**Goal:**
Examine the entries below, count the lines holding the string "name", and respond with the number only.

**Dataset records:**
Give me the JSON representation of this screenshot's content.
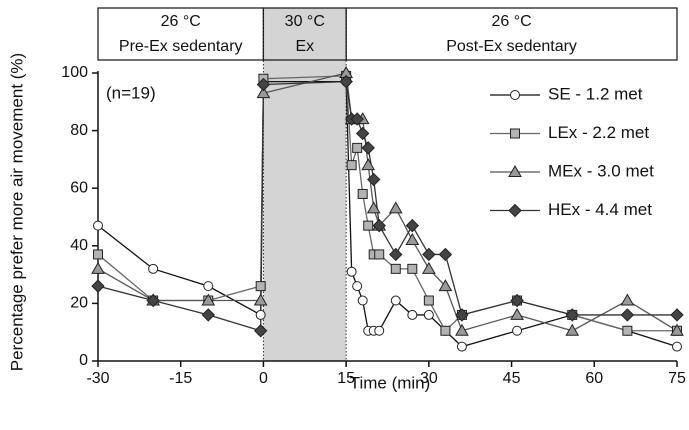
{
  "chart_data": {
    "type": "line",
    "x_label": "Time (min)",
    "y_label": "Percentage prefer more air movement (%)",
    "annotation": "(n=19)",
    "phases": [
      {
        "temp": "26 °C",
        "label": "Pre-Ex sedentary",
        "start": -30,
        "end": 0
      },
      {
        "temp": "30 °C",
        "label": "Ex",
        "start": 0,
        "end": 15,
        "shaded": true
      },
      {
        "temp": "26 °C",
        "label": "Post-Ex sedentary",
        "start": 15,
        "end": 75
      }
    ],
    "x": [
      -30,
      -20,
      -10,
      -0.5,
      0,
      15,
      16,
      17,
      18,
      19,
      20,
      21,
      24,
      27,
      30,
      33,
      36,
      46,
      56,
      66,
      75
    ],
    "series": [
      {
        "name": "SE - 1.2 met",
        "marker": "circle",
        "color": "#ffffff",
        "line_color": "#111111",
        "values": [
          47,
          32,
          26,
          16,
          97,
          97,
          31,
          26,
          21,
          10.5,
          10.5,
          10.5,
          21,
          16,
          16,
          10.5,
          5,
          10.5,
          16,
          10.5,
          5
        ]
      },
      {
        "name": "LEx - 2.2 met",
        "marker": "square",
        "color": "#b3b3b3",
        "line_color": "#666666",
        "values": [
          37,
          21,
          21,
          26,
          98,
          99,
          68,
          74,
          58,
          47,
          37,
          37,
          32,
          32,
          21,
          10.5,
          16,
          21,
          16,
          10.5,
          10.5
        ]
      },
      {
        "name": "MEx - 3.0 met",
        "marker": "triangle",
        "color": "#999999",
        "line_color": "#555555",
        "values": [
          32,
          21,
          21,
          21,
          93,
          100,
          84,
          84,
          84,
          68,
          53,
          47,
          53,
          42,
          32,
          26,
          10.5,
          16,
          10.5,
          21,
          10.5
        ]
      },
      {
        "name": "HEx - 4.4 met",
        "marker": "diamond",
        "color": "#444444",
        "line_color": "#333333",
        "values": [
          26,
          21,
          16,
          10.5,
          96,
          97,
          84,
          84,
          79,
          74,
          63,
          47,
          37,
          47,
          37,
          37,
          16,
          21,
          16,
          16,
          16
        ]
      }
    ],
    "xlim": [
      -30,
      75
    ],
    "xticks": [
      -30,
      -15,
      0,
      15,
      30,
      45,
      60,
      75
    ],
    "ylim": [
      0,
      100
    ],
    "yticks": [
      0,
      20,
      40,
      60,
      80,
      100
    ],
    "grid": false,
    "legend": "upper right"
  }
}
--
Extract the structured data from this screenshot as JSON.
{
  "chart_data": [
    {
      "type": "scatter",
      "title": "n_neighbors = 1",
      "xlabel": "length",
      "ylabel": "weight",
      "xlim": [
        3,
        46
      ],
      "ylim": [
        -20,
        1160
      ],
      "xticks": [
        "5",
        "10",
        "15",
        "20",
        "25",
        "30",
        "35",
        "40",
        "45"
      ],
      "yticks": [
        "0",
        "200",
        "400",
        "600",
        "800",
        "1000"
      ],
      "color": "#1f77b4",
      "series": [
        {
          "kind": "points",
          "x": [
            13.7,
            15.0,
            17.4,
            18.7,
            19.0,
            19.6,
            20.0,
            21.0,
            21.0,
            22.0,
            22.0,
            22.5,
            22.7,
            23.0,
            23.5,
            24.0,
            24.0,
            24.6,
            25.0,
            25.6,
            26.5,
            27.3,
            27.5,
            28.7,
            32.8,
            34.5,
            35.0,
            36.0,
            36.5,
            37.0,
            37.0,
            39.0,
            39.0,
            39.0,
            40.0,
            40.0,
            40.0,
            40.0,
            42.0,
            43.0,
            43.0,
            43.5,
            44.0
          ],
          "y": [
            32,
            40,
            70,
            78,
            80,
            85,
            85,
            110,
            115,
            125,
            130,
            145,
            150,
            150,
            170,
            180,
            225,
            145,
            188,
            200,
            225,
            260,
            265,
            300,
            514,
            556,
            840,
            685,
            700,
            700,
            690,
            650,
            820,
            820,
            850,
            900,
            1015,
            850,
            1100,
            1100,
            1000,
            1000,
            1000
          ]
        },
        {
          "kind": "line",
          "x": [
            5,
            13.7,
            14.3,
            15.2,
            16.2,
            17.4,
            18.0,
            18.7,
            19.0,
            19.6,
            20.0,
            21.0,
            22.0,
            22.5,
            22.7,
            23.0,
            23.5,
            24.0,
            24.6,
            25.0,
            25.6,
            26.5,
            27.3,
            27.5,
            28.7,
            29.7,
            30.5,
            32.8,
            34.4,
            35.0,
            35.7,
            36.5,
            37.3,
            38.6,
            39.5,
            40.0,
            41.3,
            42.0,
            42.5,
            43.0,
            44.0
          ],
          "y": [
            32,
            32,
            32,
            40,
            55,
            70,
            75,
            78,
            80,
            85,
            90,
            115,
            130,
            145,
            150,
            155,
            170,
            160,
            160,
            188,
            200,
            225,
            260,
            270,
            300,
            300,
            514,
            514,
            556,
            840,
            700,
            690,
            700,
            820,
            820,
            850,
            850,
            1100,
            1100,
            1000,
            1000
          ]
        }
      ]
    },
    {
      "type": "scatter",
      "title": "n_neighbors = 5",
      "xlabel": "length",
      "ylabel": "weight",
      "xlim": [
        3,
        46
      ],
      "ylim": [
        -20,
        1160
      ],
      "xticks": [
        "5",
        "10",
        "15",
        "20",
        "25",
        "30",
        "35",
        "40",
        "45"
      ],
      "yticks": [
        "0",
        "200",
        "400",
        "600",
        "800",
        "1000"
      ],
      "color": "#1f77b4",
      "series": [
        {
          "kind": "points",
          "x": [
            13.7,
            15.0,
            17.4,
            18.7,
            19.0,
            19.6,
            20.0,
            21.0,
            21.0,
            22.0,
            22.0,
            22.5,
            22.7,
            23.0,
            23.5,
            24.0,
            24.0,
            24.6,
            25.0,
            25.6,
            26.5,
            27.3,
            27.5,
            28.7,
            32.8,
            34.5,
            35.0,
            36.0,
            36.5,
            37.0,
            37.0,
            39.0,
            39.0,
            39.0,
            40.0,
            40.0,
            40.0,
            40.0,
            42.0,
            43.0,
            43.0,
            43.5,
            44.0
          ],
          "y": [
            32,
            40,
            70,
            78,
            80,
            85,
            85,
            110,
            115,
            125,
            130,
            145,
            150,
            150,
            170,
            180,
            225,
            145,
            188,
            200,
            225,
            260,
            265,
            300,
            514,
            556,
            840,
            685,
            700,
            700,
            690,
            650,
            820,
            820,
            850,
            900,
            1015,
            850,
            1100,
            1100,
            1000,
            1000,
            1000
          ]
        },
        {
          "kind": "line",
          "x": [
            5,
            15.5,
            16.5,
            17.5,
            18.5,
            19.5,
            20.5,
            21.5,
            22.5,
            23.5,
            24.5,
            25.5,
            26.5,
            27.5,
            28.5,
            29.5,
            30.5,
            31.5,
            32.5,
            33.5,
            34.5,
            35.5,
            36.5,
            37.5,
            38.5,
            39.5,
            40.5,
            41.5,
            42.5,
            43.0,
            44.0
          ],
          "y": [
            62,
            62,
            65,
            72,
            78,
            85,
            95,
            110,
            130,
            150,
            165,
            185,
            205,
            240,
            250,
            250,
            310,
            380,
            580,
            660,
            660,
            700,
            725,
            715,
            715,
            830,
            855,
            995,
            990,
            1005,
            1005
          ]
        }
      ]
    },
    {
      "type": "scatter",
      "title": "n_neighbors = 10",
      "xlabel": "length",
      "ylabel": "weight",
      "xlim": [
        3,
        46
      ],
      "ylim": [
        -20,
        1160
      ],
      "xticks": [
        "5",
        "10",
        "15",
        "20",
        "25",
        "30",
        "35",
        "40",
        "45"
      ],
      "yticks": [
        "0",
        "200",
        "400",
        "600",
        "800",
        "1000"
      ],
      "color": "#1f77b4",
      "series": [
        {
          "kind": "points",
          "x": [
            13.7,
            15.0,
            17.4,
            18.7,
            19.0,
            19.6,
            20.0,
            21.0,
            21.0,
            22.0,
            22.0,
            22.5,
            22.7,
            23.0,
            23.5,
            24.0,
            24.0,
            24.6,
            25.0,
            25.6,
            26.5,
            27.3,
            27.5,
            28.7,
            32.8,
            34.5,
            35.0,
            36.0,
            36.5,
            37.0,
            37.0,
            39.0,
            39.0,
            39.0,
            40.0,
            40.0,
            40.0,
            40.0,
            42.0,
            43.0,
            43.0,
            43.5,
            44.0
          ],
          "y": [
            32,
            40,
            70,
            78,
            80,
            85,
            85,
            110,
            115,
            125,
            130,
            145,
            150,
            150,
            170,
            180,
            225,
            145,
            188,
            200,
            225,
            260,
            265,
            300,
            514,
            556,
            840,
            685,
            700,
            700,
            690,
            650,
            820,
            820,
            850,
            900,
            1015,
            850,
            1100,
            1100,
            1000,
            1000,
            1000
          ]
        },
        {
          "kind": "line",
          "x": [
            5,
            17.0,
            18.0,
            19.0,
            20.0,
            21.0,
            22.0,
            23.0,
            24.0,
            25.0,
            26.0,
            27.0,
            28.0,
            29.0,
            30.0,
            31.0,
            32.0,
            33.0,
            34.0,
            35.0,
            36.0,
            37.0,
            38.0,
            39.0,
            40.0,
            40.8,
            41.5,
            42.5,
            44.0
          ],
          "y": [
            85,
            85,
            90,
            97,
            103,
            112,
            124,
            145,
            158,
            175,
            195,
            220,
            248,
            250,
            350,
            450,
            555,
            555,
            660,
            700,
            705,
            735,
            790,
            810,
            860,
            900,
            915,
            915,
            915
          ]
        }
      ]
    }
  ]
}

**Written response:**
4